- SHORT EXERCISE: Quote all lines below exactly. Images stay out.
◇ ◇ ◇ ◇ ◇ ◇ ◇
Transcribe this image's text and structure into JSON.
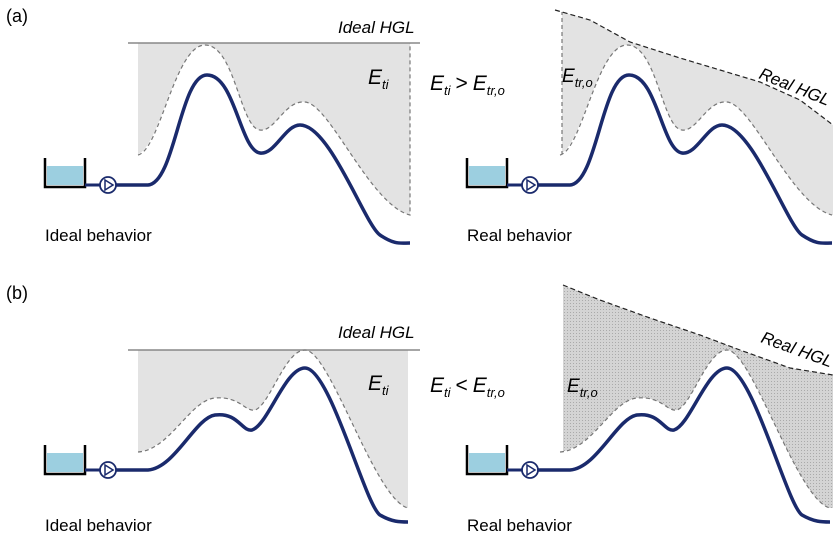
{
  "panels": [
    {
      "label": "(a)",
      "ideal_hgl": "Ideal HGL",
      "ideal_energy": {
        "symbol": "E",
        "subscript": "ti"
      },
      "comparison": {
        "left": {
          "symbol": "E",
          "subscript": "ti"
        },
        "operator": ">",
        "right": {
          "symbol": "E",
          "subscript": "tr,o"
        }
      },
      "real_energy": {
        "symbol": "E",
        "subscript": "tr,o"
      },
      "real_hgl": "Real HGL",
      "ideal_caption": "Ideal behavior",
      "real_caption": "Real behavior"
    },
    {
      "label": "(b)",
      "ideal_hgl": "Ideal HGL",
      "ideal_energy": {
        "symbol": "E",
        "subscript": "ti"
      },
      "comparison": {
        "left": {
          "symbol": "E",
          "subscript": "ti"
        },
        "operator": "<",
        "right": {
          "symbol": "E",
          "subscript": "tr,o"
        }
      },
      "real_energy": {
        "symbol": "E",
        "subscript": "tr,o"
      },
      "real_hgl": "Real HGL",
      "ideal_caption": "Ideal behavior",
      "real_caption": "Real behavior"
    }
  ]
}
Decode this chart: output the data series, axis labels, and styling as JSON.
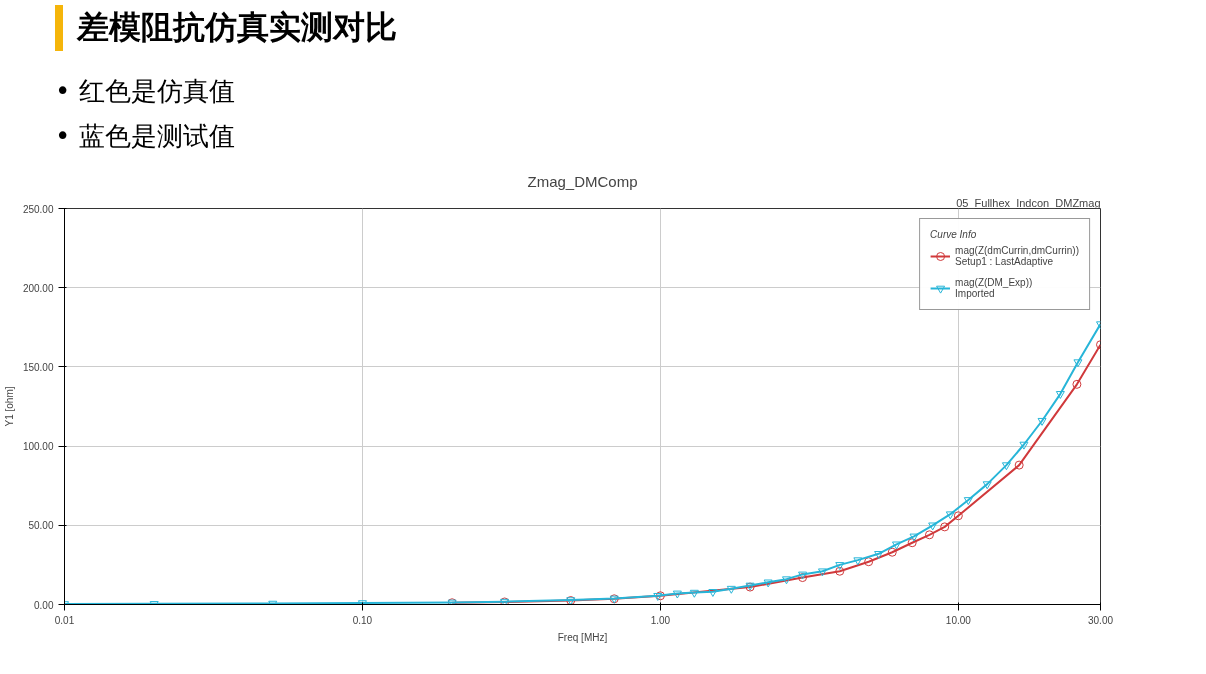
{
  "chart_data": {
    "type": "line",
    "title": "Zmag_DMComp",
    "xlabel": "Freq [MHz]",
    "ylabel": "Y1 [ohm]",
    "legend_title": "Curve Info",
    "annotations": [
      "差模阻抗仿真实测对比",
      "• 红色是仿真值",
      "• 蓝色是测试值",
      "05_Fullhex_Indcon_DMZmag"
    ],
    "log": "x",
    "xlim": [
      0.01,
      30
    ],
    "ylim": [
      0,
      250
    ],
    "xticks": [
      {
        "value": 0.01,
        "label": "0.01"
      },
      {
        "value": 0.1,
        "label": "0.10"
      },
      {
        "value": 1,
        "label": "1.00"
      },
      {
        "value": 10,
        "label": "10.00"
      },
      {
        "value": 30,
        "label": "30.00"
      }
    ],
    "yticks": [
      {
        "value": 0,
        "label": "0.00"
      },
      {
        "value": 50,
        "label": "50.00"
      },
      {
        "value": 100,
        "label": "100.00"
      },
      {
        "value": 150,
        "label": "150.00"
      },
      {
        "value": 200,
        "label": "200.00"
      },
      {
        "value": 250,
        "label": "250.00"
      }
    ],
    "grid": true,
    "legend": "top right",
    "series": [
      {
        "name": "mag(Z(dmCurrin,dmCurrin))\nSetup1 : LastAdaptive",
        "color": "#d0393b",
        "marker": "circle",
        "x": [
          0.2,
          0.3,
          0.5,
          0.7,
          1.0,
          2.0,
          3.0,
          4.0,
          5.0,
          6.0,
          7.0,
          8.0,
          9.0,
          10.0,
          16.0,
          25.0,
          30.0
        ],
        "values": [
          1.1,
          1.6,
          2.5,
          3.6,
          5.5,
          11,
          17,
          21,
          27,
          33,
          39,
          44,
          49,
          56,
          88,
          139,
          164
        ]
      },
      {
        "name": "mag(Z(DM_Exp))\nImported",
        "color": "#27b5d8",
        "marker": "triangle",
        "x": [
          0.01,
          0.02,
          0.05,
          0.1,
          0.2,
          0.3,
          0.5,
          0.7,
          0.98,
          1.14,
          1.3,
          1.5,
          1.73,
          2.0,
          2.3,
          2.65,
          3.0,
          3.5,
          4.0,
          4.6,
          5.4,
          6.2,
          7.1,
          8.2,
          9.4,
          10.8,
          12.5,
          14.5,
          16.6,
          19.1,
          22.0,
          25.2,
          30.0
        ],
        "values": [
          0.3,
          0.4,
          0.6,
          0.9,
          1.3,
          1.8,
          2.8,
          3.8,
          5.5,
          7,
          7.5,
          8,
          10,
          12,
          14,
          16,
          19,
          21,
          25,
          28,
          32,
          38,
          43,
          50,
          57,
          66,
          76,
          88,
          101,
          116,
          133,
          153,
          177
        ]
      }
    ]
  }
}
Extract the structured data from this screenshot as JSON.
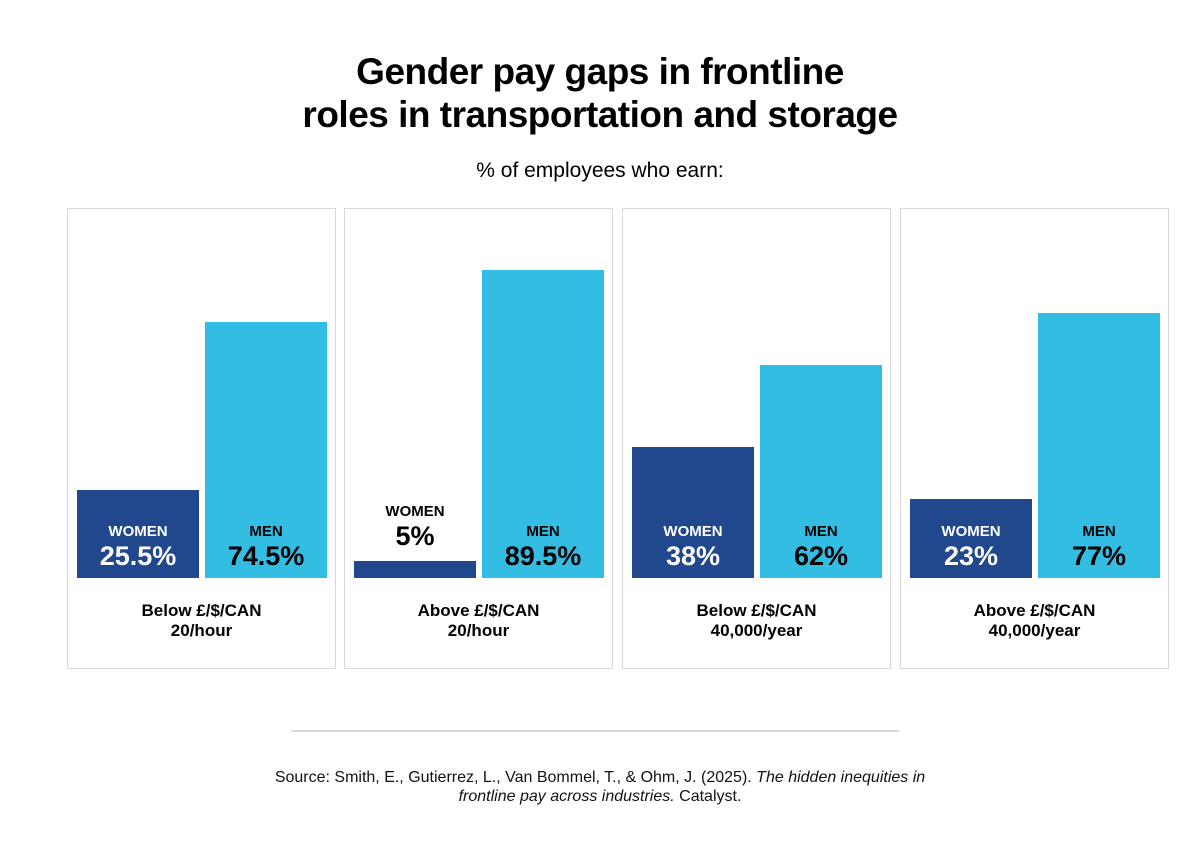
◇ ◇ ◇ ◇ ◇ ◇ ◇
- RESPONSE:
Transcribe this image's text and structure into JSON.
{
  "panels": [
    {
      "label": "(a)",
      "ideal_hgl": "Ideal HGL",
      "ideal_energy": {
        "symbol": "E",
        "subscript": "ti"
      },
      "comparison": {
        "left": {
          "symbol": "E",
          "subscript": "ti"
        },
        "operator": ">",
        "right": {
          "symbol": "E",
          "subscript": "tr,o"
        }
      },
      "real_energy": {
        "symbol": "E",
        "subscript": "tr,o"
      },
      "real_hgl": "Real HGL",
      "ideal_caption": "Ideal behavior",
      "real_caption": "Real behavior"
    },
    {
      "label": "(b)",
      "ideal_hgl": "Ideal HGL",
      "ideal_energy": {
        "symbol": "E",
        "subscript": "ti"
      },
      "comparison": {
        "left": {
          "symbol": "E",
          "subscript": "ti"
        },
        "operator": "<",
        "right": {
          "symbol": "E",
          "subscript": "tr,o"
        }
      },
      "real_energy": {
        "symbol": "E",
        "subscript": "tr,o"
      },
      "real_hgl": "Real HGL",
      "ideal_caption": "Ideal behavior",
      "real_caption": "Real behavior"
    }
  ]
}
Decode this chart: output the data series, axis labels, and styling as JSON.
{
  "chart_data": {
    "type": "line",
    "title": "Zmag_DMComp",
    "xlabel": "Freq [MHz]",
    "ylabel": "Y1 [ohm]",
    "legend_title": "Curve Info",
    "annotations": [
      "差模阻抗仿真实测对比",
      "• 红色是仿真值",
      "• 蓝色是测试值",
      "05_Fullhex_Indcon_DMZmag"
    ],
    "log": "x",
    "xlim": [
      0.01,
      30
    ],
    "ylim": [
      0,
      250
    ],
    "xticks": [
      {
        "value": 0.01,
        "label": "0.01"
      },
      {
        "value": 0.1,
        "label": "0.10"
      },
      {
        "value": 1,
        "label": "1.00"
      },
      {
        "value": 10,
        "label": "10.00"
      },
      {
        "value": 30,
        "label": "30.00"
      }
    ],
    "yticks": [
      {
        "value": 0,
        "label": "0.00"
      },
      {
        "value": 50,
        "label": "50.00"
      },
      {
        "value": 100,
        "label": "100.00"
      },
      {
        "value": 150,
        "label": "150.00"
      },
      {
        "value": 200,
        "label": "200.00"
      },
      {
        "value": 250,
        "label": "250.00"
      }
    ],
    "grid": true,
    "legend": "top right",
    "series": [
      {
        "name": "mag(Z(dmCurrin,dmCurrin))\nSetup1 : LastAdaptive",
        "color": "#d0393b",
        "marker": "circle",
        "x": [
          0.2,
          0.3,
          0.5,
          0.7,
          1.0,
          2.0,
          3.0,
          4.0,
          5.0,
          6.0,
          7.0,
          8.0,
          9.0,
          10.0,
          16.0,
          25.0,
          30.0
        ],
        "values": [
          1.1,
          1.6,
          2.5,
          3.6,
          5.5,
          11,
          17,
          21,
          27,
          33,
          39,
          44,
          49,
          56,
          88,
          139,
          164
        ]
      },
      {
        "name": "mag(Z(DM_Exp))\nImported",
        "color": "#27b5d8",
        "marker": "triangle",
        "x": [
          0.01,
          0.02,
          0.05,
          0.1,
          0.2,
          0.3,
          0.5,
          0.7,
          0.98,
          1.14,
          1.3,
          1.5,
          1.73,
          2.0,
          2.3,
          2.65,
          3.0,
          3.5,
          4.0,
          4.6,
          5.4,
          6.2,
          7.1,
          8.2,
          9.4,
          10.8,
          12.5,
          14.5,
          16.6,
          19.1,
          22.0,
          25.2,
          30.0
        ],
        "values": [
          0.3,
          0.4,
          0.6,
          0.9,
          1.3,
          1.8,
          2.8,
          3.8,
          5.5,
          7,
          7.5,
          8,
          10,
          12,
          14,
          16,
          19,
          21,
          25,
          28,
          32,
          38,
          43,
          50,
          57,
          66,
          76,
          88,
          101,
          116,
          133,
          153,
          177
        ]
      }
    ]
  }
}
Extract the structured data from this screenshot as JSON.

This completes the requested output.